Write each line out again exactly as written.

━━━ RECORDED DATA ━━━

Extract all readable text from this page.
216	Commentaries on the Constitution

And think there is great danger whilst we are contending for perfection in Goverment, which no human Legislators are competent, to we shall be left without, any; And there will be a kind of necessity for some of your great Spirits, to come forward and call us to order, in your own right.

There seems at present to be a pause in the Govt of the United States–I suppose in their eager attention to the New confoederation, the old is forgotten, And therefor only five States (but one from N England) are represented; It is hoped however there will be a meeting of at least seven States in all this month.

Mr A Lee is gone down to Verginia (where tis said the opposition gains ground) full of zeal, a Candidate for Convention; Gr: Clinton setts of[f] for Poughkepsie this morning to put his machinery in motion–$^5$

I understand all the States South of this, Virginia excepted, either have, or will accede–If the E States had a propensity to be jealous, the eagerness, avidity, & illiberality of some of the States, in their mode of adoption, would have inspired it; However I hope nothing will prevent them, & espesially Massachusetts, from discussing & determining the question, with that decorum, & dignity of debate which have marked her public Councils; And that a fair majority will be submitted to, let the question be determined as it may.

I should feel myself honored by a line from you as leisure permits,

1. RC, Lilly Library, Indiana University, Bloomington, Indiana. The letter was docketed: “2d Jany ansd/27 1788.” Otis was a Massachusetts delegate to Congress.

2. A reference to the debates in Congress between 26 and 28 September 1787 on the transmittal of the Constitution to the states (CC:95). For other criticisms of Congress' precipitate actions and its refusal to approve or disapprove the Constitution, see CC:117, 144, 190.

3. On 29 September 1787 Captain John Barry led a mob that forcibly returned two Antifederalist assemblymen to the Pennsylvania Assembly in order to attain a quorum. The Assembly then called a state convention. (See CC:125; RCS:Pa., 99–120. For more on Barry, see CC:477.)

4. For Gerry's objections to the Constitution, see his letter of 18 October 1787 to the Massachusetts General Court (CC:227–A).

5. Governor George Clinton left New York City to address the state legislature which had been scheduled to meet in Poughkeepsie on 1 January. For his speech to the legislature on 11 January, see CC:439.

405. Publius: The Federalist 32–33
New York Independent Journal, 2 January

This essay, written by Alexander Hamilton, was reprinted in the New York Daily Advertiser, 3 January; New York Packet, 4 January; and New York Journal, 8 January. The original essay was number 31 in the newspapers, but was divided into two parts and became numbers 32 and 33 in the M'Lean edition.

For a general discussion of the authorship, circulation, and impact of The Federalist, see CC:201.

━━━

SOLUTION:
Extract all readable text from this page.
216	Commentaries on the Constitution

And think there is great danger whilst we are contending for perfection in Goverment, which no human Legislators are competent, to we shall be left without, any; And there will be a kind of necessity for some of your great Spirits, to come forward and call us to order, in your own right.

There seems at present to be a pause in the Govt of the United States–I suppose in their eager attention to the New confoederation, the old is forgotten, And therefor only five States (but one from N England) are represented; It is hoped however there will be a meeting of at least seven States in all this month.

Mr A Lee is gone down to Verginia (where tis said the opposition gains ground) full of zeal, a Candidate for Convention; Gr: Clinton setts of[f] for Poughkepsie this morning to put his machinery in motion–$^5$

I understand all the States South of this, Virginia excepted, either have, or will accede–If the E States had a propensity to be jealous, the eagerness, avidity, & illiberality of some of the States, in their mode of adoption, would have inspired it; However I hope nothing will prevent them, & espesially Massachusetts, from discussing & determining the question, with that decorum, & dignity of debate which have marked her public Councils; And that a fair majority will be submitted to, let the question be determined as it may.

I should feel myself honored by a line from you as leisure permits,

1. RC, Lilly Library, Indiana University, Bloomington, Indiana. The letter was docketed: “2d Jany ansd/27 1788.” Otis was a Massachusetts delegate to Congress.

2. A reference to the debates in Congress between 26 and 28 September 1787 on the transmittal of the Constitution to the states (CC:95). For other criticisms of Congress' precipitate actions and its refusal to approve or disapprove the Constitution, see CC:117, 144, 190.

3. On 29 September 1787 Captain John Barry led a mob that forcibly returned two Antifederalist assemblymen to the Pennsylvania Assembly in order to attain a quorum. The Assembly then called a state convention. (See CC:125; RCS:Pa., 99–120. For more on Barry, see CC:477.)

4. For Gerry's objections to the Constitution, see his letter of 18 October 1787 to the Massachusetts General Court (CC:227–A).

5. Governor George Clinton left New York City to address the state legislature which had been scheduled to meet in Poughkeepsie on 1 January. For his speech to the legislature on 11 January, see CC:439.

405. Publius: The Federalist 32–33
New York Independent Journal, 2 January

This essay, written by Alexander Hamilton, was reprinted in the New York Daily Advertiser, 3 January; New York Packet, 4 January; and New York Journal, 8 January. The original essay was number 31 in the newspapers, but was divided into two parts and became numbers 32 and 33 in the M'Lean edition.

For a general discussion of the authorship, circulation, and impact of The Federalist, see CC:201.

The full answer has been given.